• What needs to be done:
Check every line of the data below for the string "JSON", and copy the ones that hold it.

━━━━━━━━━━━━━━━━━━━━

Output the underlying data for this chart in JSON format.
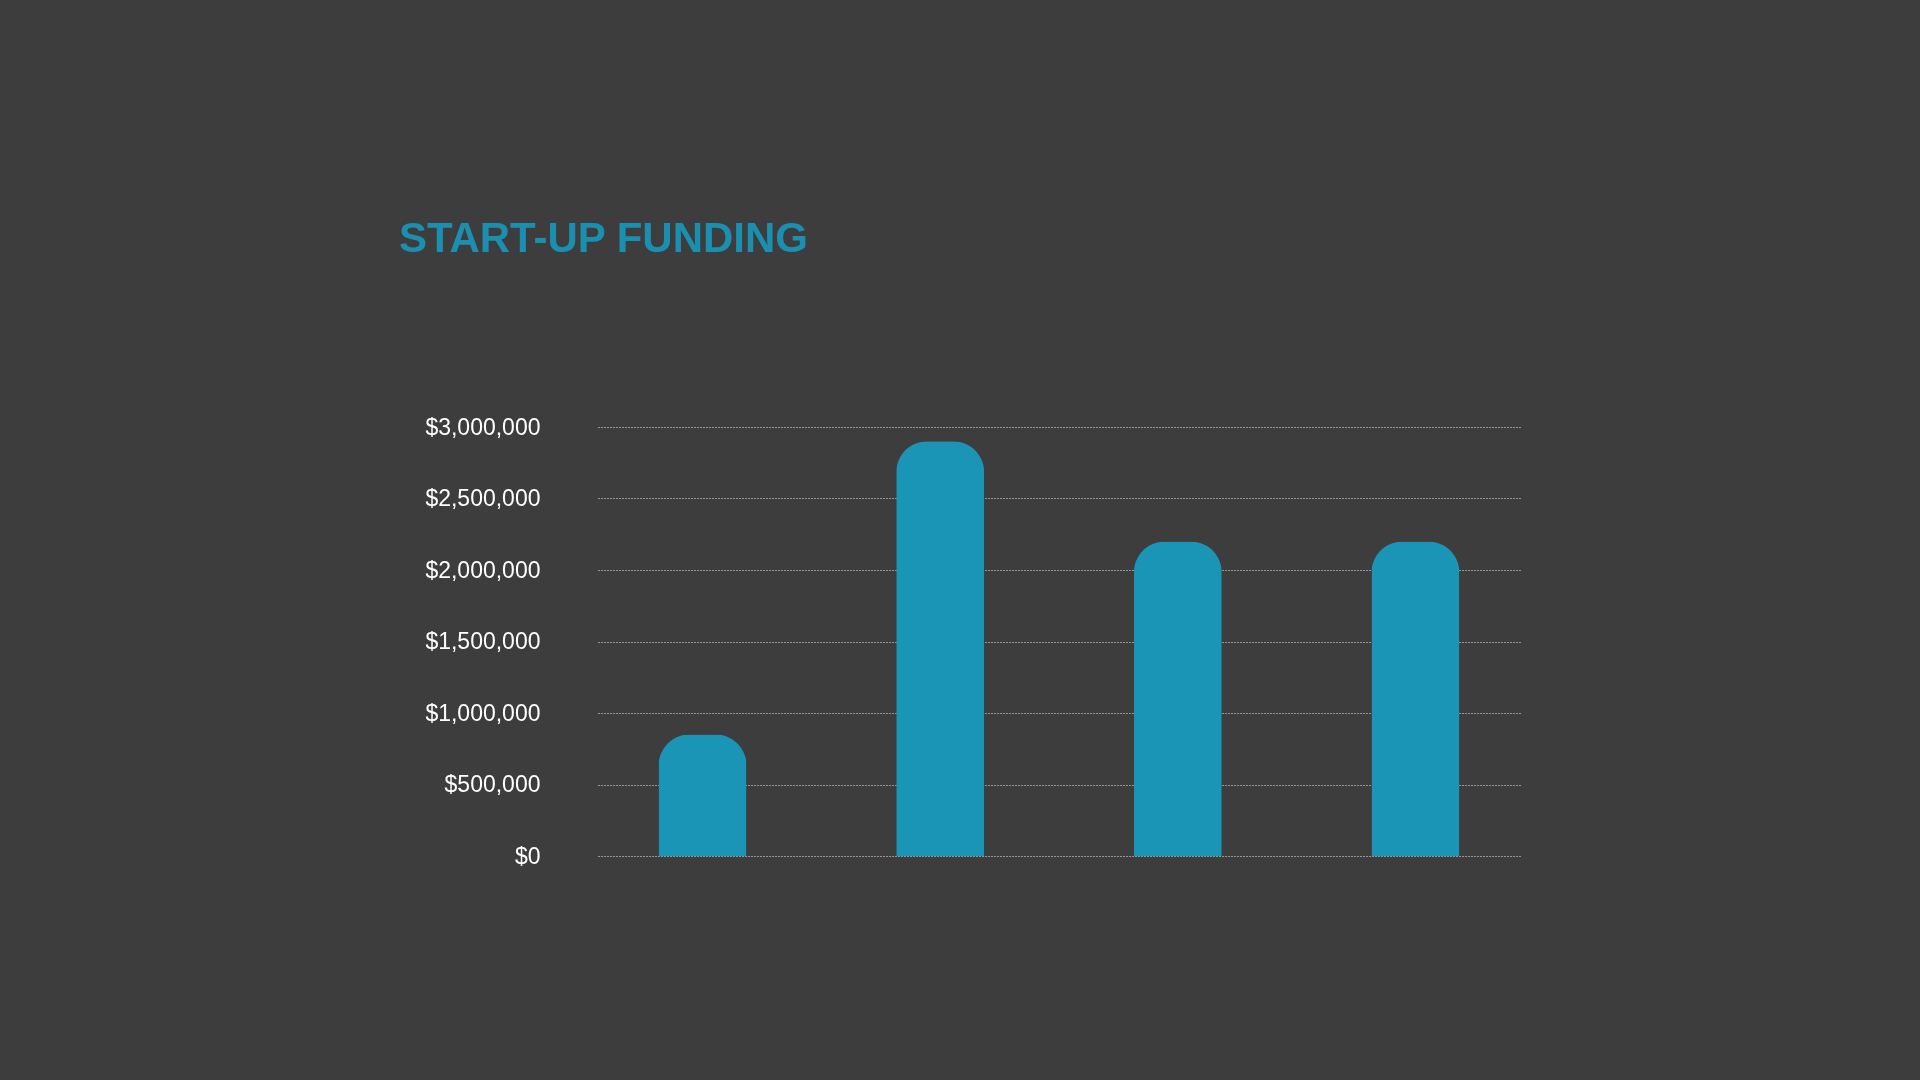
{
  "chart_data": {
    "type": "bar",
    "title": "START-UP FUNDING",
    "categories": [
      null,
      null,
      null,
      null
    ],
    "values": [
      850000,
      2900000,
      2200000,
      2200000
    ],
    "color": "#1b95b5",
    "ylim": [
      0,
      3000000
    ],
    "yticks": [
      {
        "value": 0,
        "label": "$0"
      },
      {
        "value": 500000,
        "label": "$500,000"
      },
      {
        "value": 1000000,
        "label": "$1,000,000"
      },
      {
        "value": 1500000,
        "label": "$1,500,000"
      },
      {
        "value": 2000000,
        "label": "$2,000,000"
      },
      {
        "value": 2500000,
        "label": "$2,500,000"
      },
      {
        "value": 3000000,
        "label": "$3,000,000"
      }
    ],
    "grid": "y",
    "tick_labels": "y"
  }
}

━━━━━━━━━━━━━━━━━━━━

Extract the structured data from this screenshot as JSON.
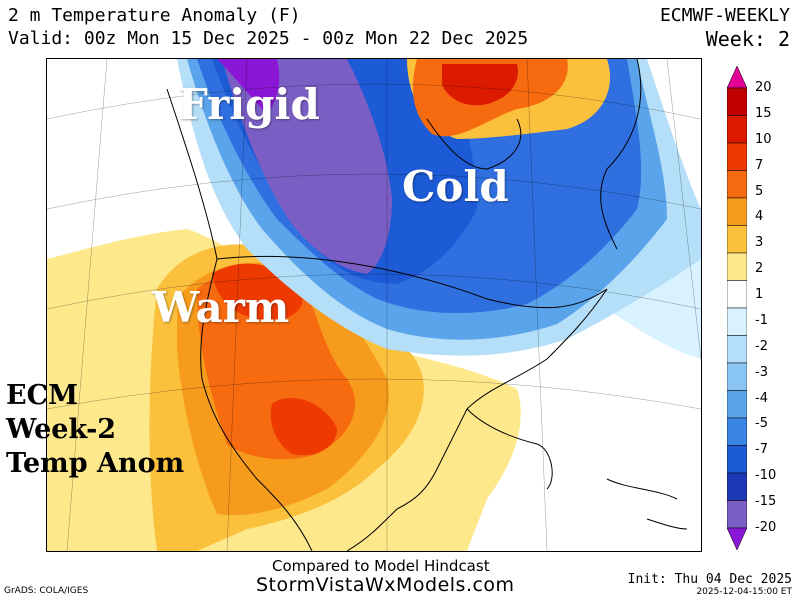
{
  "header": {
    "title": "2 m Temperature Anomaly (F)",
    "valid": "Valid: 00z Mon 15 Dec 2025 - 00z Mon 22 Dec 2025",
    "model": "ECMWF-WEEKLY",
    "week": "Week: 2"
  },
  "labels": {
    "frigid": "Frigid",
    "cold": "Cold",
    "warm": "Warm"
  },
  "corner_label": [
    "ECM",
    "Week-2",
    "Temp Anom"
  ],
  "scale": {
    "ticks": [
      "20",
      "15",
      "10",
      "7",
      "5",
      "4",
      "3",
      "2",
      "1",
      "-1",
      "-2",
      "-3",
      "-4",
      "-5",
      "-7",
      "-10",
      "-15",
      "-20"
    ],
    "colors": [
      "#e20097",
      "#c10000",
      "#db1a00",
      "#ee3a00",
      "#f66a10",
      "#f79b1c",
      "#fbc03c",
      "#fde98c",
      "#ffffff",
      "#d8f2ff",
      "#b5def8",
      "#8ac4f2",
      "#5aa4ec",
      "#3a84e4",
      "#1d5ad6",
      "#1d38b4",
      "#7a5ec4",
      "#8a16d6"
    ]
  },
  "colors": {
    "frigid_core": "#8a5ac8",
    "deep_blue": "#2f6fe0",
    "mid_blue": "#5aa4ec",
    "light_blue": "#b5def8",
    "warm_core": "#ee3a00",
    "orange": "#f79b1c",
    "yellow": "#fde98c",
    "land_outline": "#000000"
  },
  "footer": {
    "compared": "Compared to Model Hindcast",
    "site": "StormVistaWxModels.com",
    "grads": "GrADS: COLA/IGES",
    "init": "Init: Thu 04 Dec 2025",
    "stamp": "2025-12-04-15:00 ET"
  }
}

━━━━━━━━━━━━━━━━━━━━

• Answer to this exercise:
Output the underlying data for this chart in JSON format.
Extract the structured data from this screenshot as JSON.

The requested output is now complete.